* START DATA SUPPLIED *

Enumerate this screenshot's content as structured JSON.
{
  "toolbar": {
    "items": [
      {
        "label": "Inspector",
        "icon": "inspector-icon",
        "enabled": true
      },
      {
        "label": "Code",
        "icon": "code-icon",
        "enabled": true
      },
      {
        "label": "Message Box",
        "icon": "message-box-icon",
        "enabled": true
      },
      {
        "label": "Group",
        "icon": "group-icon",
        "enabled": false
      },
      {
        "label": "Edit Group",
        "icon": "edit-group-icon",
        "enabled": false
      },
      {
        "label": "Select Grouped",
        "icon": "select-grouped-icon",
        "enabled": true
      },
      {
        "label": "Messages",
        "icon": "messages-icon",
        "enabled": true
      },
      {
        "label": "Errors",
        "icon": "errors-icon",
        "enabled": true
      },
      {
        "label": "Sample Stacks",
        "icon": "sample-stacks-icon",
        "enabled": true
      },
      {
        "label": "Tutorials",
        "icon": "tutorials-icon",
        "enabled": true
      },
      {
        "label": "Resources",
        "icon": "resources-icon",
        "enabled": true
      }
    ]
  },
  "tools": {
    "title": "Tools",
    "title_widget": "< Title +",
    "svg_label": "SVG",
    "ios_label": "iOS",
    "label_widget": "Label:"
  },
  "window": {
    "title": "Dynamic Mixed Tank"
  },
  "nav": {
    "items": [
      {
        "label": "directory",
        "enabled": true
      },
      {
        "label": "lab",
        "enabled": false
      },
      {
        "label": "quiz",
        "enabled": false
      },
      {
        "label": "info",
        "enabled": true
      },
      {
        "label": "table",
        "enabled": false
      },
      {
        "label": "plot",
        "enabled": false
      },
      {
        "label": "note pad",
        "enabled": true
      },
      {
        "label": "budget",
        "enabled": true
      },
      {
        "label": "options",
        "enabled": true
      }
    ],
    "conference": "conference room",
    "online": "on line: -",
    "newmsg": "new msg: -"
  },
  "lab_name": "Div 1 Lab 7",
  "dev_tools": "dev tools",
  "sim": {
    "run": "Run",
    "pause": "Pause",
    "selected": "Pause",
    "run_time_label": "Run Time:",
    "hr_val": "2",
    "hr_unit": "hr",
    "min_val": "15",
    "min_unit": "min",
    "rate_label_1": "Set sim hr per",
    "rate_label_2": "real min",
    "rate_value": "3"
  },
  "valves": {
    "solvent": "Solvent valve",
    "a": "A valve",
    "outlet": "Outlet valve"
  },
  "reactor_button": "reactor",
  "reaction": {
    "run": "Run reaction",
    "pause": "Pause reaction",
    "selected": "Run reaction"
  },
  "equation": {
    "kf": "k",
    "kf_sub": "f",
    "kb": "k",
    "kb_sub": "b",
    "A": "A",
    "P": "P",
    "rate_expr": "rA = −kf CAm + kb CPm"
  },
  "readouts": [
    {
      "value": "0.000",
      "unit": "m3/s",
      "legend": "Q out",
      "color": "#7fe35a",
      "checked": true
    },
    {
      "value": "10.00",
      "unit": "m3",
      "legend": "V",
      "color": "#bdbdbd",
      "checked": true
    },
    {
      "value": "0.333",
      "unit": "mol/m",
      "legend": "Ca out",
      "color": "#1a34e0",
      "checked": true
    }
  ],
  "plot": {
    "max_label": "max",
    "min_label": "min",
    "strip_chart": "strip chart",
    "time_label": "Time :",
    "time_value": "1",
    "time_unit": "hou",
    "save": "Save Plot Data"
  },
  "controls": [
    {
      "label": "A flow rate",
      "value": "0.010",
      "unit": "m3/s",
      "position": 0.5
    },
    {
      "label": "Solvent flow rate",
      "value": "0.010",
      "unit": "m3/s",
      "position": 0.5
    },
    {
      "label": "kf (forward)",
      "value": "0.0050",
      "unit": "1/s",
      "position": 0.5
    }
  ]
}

* END DATA SUPPLIED *

- [EXERCISE DIRECTIONS] Repeat the data above, word for word.

- [THE OUTPUT]
Enumerate this screenshot's content as structured JSON.
{
  "toolbar": {
    "items": [
      {
        "label": "Inspector",
        "icon": "inspector-icon",
        "enabled": true
      },
      {
        "label": "Code",
        "icon": "code-icon",
        "enabled": true
      },
      {
        "label": "Message Box",
        "icon": "message-box-icon",
        "enabled": true
      },
      {
        "label": "Group",
        "icon": "group-icon",
        "enabled": false
      },
      {
        "label": "Edit Group",
        "icon": "edit-group-icon",
        "enabled": false
      },
      {
        "label": "Select Grouped",
        "icon": "select-grouped-icon",
        "enabled": true
      },
      {
        "label": "Messages",
        "icon": "messages-icon",
        "enabled": true
      },
      {
        "label": "Errors",
        "icon": "errors-icon",
        "enabled": true
      },
      {
        "label": "Sample Stacks",
        "icon": "sample-stacks-icon",
        "enabled": true
      },
      {
        "label": "Tutorials",
        "icon": "tutorials-icon",
        "enabled": true
      },
      {
        "label": "Resources",
        "icon": "resources-icon",
        "enabled": true
      }
    ]
  },
  "tools": {
    "title": "Tools",
    "title_widget": "< Title +",
    "svg_label": "SVG",
    "ios_label": "iOS",
    "label_widget": "Label:"
  },
  "window": {
    "title": "Dynamic Mixed Tank"
  },
  "nav": {
    "items": [
      {
        "label": "directory",
        "enabled": true
      },
      {
        "label": "lab",
        "enabled": false
      },
      {
        "label": "quiz",
        "enabled": false
      },
      {
        "label": "info",
        "enabled": true
      },
      {
        "label": "table",
        "enabled": false
      },
      {
        "label": "plot",
        "enabled": false
      },
      {
        "label": "note pad",
        "enabled": true
      },
      {
        "label": "budget",
        "enabled": true
      },
      {
        "label": "options",
        "enabled": true
      }
    ],
    "conference": "conference room",
    "online": "on line: -",
    "newmsg": "new msg: -"
  },
  "lab_name": "Div 1 Lab 7",
  "dev_tools": "dev tools",
  "sim": {
    "run": "Run",
    "pause": "Pause",
    "selected": "Pause",
    "run_time_label": "Run Time:",
    "hr_val": "2",
    "hr_unit": "hr",
    "min_val": "15",
    "min_unit": "min",
    "rate_label_1": "Set sim hr per",
    "rate_label_2": "real min",
    "rate_value": "3"
  },
  "valves": {
    "solvent": "Solvent valve",
    "a": "A valve",
    "outlet": "Outlet valve"
  },
  "reactor_button": "reactor",
  "reaction": {
    "run": "Run reaction",
    "pause": "Pause reaction",
    "selected": "Run reaction"
  },
  "equation": {
    "kf": "k",
    "kf_sub": "f",
    "kb": "k",
    "kb_sub": "b",
    "A": "A",
    "P": "P",
    "rate_expr": "rA = −kf CAm + kb CPm"
  },
  "readouts": [
    {
      "value": "0.000",
      "unit": "m3/s",
      "legend": "Q out",
      "color": "#7fe35a",
      "checked": true
    },
    {
      "value": "10.00",
      "unit": "m3",
      "legend": "V",
      "color": "#bdbdbd",
      "checked": true
    },
    {
      "value": "0.333",
      "unit": "mol/m",
      "legend": "Ca out",
      "color": "#1a34e0",
      "checked": true
    }
  ],
  "plot": {
    "max_label": "max",
    "min_label": "min",
    "strip_chart": "strip chart",
    "time_label": "Time :",
    "time_value": "1",
    "time_unit": "hou",
    "save": "Save Plot Data"
  },
  "controls": [
    {
      "label": "A flow rate",
      "value": "0.010",
      "unit": "m3/s",
      "position": 0.5
    },
    {
      "label": "Solvent flow rate",
      "value": "0.010",
      "unit": "m3/s",
      "position": 0.5
    },
    {
      "label": "kf (forward)",
      "value": "0.0050",
      "unit": "1/s",
      "position": 0.5
    }
  ]
}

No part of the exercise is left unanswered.